• **REQUIREMENTS**:
In the listing that follows, count each line containing the string "index" and report only the count.

• **Collected data entries**:
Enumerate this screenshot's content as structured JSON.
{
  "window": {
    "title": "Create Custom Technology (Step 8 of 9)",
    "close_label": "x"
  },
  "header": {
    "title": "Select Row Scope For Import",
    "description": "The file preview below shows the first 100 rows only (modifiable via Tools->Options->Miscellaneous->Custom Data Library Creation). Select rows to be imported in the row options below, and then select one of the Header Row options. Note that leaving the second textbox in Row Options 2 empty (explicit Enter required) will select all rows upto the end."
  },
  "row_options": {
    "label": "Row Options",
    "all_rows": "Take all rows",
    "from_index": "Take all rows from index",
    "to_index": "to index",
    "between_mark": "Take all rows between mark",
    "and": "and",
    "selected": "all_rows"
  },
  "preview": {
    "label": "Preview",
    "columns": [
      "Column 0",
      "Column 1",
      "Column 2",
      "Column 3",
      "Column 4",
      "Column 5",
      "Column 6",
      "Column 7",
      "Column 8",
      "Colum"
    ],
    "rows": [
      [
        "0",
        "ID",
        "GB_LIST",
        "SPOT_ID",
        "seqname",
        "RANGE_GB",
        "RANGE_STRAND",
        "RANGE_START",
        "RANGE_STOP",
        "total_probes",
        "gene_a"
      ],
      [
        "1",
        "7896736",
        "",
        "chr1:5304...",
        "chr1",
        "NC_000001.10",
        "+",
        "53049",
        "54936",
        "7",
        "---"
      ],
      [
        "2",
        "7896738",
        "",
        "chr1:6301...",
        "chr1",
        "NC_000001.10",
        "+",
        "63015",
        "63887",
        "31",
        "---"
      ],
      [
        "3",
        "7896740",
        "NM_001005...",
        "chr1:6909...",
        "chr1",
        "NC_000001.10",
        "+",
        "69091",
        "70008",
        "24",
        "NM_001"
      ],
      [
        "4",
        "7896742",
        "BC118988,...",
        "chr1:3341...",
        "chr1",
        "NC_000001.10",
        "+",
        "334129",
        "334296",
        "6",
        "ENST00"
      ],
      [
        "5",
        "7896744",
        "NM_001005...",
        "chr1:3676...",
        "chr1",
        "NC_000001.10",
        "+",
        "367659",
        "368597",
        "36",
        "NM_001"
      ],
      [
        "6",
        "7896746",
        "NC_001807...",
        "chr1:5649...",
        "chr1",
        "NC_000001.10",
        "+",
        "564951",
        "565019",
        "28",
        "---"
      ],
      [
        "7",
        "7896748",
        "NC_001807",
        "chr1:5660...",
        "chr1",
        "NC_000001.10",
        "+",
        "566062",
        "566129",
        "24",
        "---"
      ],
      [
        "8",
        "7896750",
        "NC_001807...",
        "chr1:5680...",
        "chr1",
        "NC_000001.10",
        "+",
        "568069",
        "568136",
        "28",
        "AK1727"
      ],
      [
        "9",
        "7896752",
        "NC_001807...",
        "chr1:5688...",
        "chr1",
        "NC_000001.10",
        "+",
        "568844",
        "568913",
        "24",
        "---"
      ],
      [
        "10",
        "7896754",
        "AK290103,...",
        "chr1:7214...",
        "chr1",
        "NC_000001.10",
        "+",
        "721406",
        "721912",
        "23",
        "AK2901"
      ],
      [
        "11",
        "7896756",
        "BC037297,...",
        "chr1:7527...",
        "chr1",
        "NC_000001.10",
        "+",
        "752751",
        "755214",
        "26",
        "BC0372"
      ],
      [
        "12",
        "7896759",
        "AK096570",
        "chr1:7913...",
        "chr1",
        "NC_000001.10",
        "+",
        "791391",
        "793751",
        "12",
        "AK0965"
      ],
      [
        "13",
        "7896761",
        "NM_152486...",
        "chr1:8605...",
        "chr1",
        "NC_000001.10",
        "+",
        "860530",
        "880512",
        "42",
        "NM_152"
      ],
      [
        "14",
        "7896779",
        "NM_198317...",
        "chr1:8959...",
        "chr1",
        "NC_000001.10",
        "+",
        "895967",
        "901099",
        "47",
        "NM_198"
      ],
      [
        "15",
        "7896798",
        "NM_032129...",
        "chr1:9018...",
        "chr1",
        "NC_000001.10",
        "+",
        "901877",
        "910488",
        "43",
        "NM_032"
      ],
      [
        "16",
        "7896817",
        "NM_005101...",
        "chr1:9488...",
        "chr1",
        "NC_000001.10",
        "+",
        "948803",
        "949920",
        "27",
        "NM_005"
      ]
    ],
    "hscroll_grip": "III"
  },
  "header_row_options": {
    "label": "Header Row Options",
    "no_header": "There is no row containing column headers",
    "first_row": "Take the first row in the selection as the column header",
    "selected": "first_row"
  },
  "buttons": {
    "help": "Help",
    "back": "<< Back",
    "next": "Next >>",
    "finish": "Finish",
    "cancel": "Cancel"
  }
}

• **RESULT BELOW**:
2